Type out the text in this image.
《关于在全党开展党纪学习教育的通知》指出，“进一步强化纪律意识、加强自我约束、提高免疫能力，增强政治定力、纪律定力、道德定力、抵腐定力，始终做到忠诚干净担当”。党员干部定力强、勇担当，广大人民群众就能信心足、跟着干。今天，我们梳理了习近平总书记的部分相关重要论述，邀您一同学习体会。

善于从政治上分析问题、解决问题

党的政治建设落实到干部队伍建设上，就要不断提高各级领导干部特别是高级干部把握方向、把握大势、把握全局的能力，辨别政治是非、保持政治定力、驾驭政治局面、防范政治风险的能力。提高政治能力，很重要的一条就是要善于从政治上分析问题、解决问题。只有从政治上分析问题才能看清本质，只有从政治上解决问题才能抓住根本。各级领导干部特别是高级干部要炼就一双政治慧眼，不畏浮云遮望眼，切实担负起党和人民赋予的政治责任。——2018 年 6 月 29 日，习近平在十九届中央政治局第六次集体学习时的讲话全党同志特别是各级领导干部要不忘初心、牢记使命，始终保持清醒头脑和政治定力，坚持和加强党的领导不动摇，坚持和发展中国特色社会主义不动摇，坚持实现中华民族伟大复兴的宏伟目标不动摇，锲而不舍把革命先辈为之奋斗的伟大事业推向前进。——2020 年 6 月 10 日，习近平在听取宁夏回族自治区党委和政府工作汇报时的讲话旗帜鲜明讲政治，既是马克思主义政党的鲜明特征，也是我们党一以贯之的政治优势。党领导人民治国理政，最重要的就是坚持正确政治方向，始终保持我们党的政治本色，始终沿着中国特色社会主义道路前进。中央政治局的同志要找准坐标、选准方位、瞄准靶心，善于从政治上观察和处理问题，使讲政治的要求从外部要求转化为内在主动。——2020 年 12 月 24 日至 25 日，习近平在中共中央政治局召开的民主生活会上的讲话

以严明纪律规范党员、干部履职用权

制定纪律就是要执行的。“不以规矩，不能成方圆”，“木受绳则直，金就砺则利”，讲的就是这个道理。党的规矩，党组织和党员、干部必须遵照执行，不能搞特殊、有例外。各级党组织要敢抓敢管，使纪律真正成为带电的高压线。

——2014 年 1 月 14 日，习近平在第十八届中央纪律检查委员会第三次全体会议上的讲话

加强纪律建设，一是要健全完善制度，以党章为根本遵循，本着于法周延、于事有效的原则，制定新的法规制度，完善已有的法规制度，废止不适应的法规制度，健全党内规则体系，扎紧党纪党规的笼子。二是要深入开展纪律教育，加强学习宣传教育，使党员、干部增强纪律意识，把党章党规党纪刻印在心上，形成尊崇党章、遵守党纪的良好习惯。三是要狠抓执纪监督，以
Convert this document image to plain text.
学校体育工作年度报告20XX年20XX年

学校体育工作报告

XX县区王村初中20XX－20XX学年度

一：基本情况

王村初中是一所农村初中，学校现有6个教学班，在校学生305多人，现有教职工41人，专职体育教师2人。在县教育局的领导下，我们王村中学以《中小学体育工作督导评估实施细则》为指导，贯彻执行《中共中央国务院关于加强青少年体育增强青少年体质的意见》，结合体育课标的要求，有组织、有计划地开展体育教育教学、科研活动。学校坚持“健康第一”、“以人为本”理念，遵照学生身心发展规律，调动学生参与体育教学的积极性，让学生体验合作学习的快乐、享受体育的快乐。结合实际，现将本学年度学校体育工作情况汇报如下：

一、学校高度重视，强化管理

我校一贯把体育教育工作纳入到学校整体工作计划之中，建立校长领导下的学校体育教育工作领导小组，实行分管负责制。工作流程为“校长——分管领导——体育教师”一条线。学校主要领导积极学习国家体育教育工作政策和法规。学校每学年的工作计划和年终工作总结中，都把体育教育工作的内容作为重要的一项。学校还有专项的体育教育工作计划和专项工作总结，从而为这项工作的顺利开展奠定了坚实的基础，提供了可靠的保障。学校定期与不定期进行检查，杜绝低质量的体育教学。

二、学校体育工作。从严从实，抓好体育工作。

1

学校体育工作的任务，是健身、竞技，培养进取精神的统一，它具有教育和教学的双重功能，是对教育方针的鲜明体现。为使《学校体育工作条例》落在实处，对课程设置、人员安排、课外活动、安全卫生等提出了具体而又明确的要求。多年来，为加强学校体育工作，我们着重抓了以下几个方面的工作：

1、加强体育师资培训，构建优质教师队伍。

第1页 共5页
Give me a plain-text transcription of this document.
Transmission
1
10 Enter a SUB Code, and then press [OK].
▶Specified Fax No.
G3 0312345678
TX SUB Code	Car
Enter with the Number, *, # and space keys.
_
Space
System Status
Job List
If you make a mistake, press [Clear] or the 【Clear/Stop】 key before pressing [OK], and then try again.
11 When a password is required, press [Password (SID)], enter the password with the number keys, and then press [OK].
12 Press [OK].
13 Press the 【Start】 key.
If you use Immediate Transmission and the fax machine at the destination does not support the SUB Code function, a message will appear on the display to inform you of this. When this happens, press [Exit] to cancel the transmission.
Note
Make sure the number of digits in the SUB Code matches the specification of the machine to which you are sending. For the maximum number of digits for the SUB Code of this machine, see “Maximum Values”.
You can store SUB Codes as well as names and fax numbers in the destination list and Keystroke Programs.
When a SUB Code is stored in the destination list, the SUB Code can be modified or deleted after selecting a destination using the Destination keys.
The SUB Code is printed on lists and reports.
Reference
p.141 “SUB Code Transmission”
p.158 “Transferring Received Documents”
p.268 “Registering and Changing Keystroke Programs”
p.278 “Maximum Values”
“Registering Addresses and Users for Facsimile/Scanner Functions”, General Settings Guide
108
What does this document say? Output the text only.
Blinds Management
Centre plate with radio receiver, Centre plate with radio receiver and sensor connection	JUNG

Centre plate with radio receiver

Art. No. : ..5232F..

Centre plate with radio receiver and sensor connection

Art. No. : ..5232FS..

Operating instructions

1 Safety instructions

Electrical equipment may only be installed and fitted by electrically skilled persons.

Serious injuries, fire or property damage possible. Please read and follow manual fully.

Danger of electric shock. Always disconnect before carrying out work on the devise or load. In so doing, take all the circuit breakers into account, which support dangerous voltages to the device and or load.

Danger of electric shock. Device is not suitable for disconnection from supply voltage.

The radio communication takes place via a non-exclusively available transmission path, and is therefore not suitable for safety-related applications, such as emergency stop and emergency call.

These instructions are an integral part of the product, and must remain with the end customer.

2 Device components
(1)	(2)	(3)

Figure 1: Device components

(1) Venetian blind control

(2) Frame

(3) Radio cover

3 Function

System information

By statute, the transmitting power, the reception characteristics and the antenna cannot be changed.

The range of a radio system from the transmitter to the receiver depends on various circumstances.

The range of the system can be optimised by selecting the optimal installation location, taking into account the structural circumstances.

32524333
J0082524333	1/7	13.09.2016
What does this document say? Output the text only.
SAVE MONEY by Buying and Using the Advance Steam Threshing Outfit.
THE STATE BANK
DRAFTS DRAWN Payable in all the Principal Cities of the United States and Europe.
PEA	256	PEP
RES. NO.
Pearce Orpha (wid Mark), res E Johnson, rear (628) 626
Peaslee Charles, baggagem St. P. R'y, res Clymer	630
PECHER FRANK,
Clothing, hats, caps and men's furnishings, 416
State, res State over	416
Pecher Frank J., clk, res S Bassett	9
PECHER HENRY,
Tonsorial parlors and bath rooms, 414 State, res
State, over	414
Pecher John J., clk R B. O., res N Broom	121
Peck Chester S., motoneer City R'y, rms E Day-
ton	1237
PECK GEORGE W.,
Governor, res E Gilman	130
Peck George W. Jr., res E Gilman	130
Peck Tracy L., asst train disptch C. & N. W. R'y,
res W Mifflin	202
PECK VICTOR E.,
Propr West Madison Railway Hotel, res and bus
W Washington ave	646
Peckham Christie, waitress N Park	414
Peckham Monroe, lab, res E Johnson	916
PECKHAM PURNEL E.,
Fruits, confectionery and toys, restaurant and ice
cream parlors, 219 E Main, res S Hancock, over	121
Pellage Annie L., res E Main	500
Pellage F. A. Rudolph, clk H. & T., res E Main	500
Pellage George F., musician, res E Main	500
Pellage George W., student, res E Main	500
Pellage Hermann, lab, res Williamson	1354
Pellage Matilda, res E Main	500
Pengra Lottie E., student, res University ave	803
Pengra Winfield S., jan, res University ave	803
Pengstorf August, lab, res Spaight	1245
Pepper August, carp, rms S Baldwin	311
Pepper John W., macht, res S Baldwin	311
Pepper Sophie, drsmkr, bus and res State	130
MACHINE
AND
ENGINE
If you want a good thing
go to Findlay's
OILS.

- - -

| Task prompt |
Search the data for the word "image" and copy each line where it appears.

| Expected output |
Type out the text in this image.
Convert this document image to plain text.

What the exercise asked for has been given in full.